• WHAT TO DO: Print out the material that follows word for word.

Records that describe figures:

=-=-=

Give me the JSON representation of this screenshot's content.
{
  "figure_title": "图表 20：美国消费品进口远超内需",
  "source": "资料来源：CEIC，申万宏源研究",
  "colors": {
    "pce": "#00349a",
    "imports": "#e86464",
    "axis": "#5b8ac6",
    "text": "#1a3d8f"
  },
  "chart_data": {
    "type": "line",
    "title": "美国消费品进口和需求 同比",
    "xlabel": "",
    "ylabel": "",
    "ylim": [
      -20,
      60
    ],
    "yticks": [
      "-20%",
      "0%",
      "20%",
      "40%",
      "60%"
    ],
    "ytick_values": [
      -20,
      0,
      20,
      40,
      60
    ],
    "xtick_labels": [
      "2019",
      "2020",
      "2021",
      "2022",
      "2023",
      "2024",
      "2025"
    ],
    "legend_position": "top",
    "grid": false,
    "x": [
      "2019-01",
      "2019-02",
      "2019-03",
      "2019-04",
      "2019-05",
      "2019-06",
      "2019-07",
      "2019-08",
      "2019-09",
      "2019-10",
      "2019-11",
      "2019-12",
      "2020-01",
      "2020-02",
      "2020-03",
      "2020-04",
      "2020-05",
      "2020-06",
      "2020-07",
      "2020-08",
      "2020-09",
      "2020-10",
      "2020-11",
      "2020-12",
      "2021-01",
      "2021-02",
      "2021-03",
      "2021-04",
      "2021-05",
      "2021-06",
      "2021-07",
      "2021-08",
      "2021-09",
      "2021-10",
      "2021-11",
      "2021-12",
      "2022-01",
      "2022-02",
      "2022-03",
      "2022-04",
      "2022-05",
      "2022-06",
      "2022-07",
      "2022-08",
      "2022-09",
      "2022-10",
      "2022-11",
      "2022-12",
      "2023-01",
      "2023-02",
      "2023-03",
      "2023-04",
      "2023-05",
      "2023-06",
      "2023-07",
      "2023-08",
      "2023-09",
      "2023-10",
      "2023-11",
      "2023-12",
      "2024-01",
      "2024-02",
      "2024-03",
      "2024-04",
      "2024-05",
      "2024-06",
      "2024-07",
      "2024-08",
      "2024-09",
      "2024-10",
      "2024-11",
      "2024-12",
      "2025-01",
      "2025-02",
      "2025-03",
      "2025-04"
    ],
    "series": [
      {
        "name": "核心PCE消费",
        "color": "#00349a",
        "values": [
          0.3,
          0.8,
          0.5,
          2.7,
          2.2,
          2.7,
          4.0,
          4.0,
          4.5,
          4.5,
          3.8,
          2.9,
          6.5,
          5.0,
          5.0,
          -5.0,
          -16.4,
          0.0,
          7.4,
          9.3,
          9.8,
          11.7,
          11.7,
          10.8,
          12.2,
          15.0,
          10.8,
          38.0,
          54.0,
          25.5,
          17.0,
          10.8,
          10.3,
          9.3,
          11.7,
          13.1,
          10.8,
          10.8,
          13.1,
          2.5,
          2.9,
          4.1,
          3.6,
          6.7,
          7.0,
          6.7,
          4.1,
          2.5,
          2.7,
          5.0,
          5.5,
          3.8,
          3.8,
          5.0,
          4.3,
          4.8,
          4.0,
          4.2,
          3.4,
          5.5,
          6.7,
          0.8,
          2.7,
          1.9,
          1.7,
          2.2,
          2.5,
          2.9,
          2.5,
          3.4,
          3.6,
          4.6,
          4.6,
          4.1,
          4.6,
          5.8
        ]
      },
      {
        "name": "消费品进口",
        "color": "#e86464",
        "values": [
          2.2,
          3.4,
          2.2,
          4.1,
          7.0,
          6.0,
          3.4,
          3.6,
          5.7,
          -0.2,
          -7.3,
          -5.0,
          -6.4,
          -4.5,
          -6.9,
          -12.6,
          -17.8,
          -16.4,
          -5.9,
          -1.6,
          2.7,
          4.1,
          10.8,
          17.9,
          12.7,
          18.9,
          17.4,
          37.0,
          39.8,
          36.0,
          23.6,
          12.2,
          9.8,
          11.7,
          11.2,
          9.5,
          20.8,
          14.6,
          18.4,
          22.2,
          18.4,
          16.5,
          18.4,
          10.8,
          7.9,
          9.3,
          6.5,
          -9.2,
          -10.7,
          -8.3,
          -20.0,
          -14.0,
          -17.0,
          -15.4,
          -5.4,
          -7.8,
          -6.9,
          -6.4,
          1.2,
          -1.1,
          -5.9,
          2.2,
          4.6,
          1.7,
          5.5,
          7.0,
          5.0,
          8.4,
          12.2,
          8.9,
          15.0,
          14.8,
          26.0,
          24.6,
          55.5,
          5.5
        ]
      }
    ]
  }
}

=-=-=

• OUTPUT OF THE EXERCISE:
Give me the JSON representation of this screenshot's content.
{
  "figure_title": "图表 20：美国消费品进口远超内需",
  "source": "资料来源：CEIC，申万宏源研究",
  "colors": {
    "pce": "#00349a",
    "imports": "#e86464",
    "axis": "#5b8ac6",
    "text": "#1a3d8f"
  },
  "chart_data": {
    "type": "line",
    "title": "美国消费品进口和需求 同比",
    "xlabel": "",
    "ylabel": "",
    "ylim": [
      -20,
      60
    ],
    "yticks": [
      "-20%",
      "0%",
      "20%",
      "40%",
      "60%"
    ],
    "ytick_values": [
      -20,
      0,
      20,
      40,
      60
    ],
    "xtick_labels": [
      "2019",
      "2020",
      "2021",
      "2022",
      "2023",
      "2024",
      "2025"
    ],
    "legend_position": "top",
    "grid": false,
    "x": [
      "2019-01",
      "2019-02",
      "2019-03",
      "2019-04",
      "2019-05",
      "2019-06",
      "2019-07",
      "2019-08",
      "2019-09",
      "2019-10",
      "2019-11",
      "2019-12",
      "2020-01",
      "2020-02",
      "2020-03",
      "2020-04",
      "2020-05",
      "2020-06",
      "2020-07",
      "2020-08",
      "2020-09",
      "2020-10",
      "2020-11",
      "2020-12",
      "2021-01",
      "2021-02",
      "2021-03",
      "2021-04",
      "2021-05",
      "2021-06",
      "2021-07",
      "2021-08",
      "2021-09",
      "2021-10",
      "2021-11",
      "2021-12",
      "2022-01",
      "2022-02",
      "2022-03",
      "2022-04",
      "2022-05",
      "2022-06",
      "2022-07",
      "2022-08",
      "2022-09",
      "2022-10",
      "2022-11",
      "2022-12",
      "2023-01",
      "2023-02",
      "2023-03",
      "2023-04",
      "2023-05",
      "2023-06",
      "2023-07",
      "2023-08",
      "2023-09",
      "2023-10",
      "2023-11",
      "2023-12",
      "2024-01",
      "2024-02",
      "2024-03",
      "2024-04",
      "2024-05",
      "2024-06",
      "2024-07",
      "2024-08",
      "2024-09",
      "2024-10",
      "2024-11",
      "2024-12",
      "2025-01",
      "2025-02",
      "2025-03",
      "2025-04"
    ],
    "series": [
      {
        "name": "核心PCE消费",
        "color": "#00349a",
        "values": [
          0.3,
          0.8,
          0.5,
          2.7,
          2.2,
          2.7,
          4.0,
          4.0,
          4.5,
          4.5,
          3.8,
          2.9,
          6.5,
          5.0,
          5.0,
          -5.0,
          -16.4,
          0.0,
          7.4,
          9.3,
          9.8,
          11.7,
          11.7,
          10.8,
          12.2,
          15.0,
          10.8,
          38.0,
          54.0,
          25.5,
          17.0,
          10.8,
          10.3,
          9.3,
          11.7,
          13.1,
          10.8,
          10.8,
          13.1,
          2.5,
          2.9,
          4.1,
          3.6,
          6.7,
          7.0,
          6.7,
          4.1,
          2.5,
          2.7,
          5.0,
          5.5,
          3.8,
          3.8,
          5.0,
          4.3,
          4.8,
          4.0,
          4.2,
          3.4,
          5.5,
          6.7,
          0.8,
          2.7,
          1.9,
          1.7,
          2.2,
          2.5,
          2.9,
          2.5,
          3.4,
          3.6,
          4.6,
          4.6,
          4.1,
          4.6,
          5.8
        ]
      },
      {
        "name": "消费品进口",
        "color": "#e86464",
        "values": [
          2.2,
          3.4,
          2.2,
          4.1,
          7.0,
          6.0,
          3.4,
          3.6,
          5.7,
          -0.2,
          -7.3,
          -5.0,
          -6.4,
          -4.5,
          -6.9,
          -12.6,
          -17.8,
          -16.4,
          -5.9,
          -1.6,
          2.7,
          4.1,
          10.8,
          17.9,
          12.7,
          18.9,
          17.4,
          37.0,
          39.8,
          36.0,
          23.6,
          12.2,
          9.8,
          11.7,
          11.2,
          9.5,
          20.8,
          14.6,
          18.4,
          22.2,
          18.4,
          16.5,
          18.4,
          10.8,
          7.9,
          9.3,
          6.5,
          -9.2,
          -10.7,
          -8.3,
          -20.0,
          -14.0,
          -17.0,
          -15.4,
          -5.4,
          -7.8,
          -6.9,
          -6.4,
          1.2,
          -1.1,
          -5.9,
          2.2,
          4.6,
          1.7,
          5.5,
          7.0,
          5.0,
          8.4,
          12.2,
          8.9,
          15.0,
          14.8,
          26.0,
          24.6,
          55.5,
          5.5
        ]
      }
    ]
  }
}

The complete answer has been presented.